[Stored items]
* * * * *

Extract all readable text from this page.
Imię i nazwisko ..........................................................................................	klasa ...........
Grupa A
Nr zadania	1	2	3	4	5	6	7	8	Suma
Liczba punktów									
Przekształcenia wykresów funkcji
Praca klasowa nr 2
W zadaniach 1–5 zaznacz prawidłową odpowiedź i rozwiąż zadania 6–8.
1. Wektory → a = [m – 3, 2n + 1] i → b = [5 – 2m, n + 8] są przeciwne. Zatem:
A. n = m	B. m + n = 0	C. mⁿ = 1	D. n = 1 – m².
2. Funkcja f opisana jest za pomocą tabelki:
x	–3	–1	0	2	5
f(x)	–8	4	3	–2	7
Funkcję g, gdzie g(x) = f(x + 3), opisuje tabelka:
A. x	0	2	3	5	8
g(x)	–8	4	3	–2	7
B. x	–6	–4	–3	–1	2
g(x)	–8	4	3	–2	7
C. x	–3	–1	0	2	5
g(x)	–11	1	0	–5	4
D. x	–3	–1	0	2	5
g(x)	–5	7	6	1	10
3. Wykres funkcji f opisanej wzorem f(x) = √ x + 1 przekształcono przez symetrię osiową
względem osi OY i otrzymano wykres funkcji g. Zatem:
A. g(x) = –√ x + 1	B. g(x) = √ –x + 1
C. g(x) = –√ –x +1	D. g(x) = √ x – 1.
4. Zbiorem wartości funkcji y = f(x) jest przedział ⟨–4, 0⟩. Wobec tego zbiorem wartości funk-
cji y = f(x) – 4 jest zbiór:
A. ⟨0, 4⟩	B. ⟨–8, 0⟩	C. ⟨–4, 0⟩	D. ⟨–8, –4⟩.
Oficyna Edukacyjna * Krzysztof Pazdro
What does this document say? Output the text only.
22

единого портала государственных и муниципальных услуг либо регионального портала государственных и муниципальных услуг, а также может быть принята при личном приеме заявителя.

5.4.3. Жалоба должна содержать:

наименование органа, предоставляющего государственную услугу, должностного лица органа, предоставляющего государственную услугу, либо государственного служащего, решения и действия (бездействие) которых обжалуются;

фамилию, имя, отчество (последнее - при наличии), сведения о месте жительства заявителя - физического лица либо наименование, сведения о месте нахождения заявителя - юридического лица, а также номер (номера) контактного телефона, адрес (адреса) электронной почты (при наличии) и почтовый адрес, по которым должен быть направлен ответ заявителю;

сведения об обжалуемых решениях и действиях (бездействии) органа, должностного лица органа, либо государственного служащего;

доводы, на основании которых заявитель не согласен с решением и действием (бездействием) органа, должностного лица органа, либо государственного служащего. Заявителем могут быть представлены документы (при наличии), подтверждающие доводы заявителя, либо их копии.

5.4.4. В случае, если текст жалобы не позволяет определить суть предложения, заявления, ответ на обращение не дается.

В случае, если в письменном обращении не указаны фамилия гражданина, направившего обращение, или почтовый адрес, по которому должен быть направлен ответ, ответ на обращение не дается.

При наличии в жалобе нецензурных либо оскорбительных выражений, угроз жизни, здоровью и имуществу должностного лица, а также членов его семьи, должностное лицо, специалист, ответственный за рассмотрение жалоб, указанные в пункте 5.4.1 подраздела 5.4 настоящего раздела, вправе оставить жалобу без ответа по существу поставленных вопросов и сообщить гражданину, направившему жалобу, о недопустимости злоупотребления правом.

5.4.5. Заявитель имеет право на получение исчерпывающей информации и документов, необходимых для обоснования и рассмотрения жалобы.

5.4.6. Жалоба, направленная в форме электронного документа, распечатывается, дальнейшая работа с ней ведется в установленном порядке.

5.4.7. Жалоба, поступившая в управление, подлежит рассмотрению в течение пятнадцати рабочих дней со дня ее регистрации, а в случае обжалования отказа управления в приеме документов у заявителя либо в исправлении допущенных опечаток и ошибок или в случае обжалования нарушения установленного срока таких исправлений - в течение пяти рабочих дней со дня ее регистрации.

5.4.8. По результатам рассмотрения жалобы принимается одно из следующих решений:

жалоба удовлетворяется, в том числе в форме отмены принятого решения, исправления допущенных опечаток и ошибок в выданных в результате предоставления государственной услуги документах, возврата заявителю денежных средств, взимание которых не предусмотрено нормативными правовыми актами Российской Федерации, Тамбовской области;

* * * * *

--- AIM OF THE TASK ---
Copy out every line of the listing that contains the string "документов".

--- WORKED ANSWER ---
5.4.5. Заявитель имеет право на получение исчерпывающей информации и документов, необходимых для обоснования и рассмотрения жалобы.
5.4.7. Жалоба, поступившая в управление, подлежит рассмотрению в течение пятнадцати рабочих дней со дня ее регистрации, а в случае обжалования отказа управления в приеме документов у заявителя либо в исправлении допущенных опечаток и ошибок или в случае обжалования нарушения установленного срока таких исправлений - в течение пяти рабочих дней со дня ее регистрации.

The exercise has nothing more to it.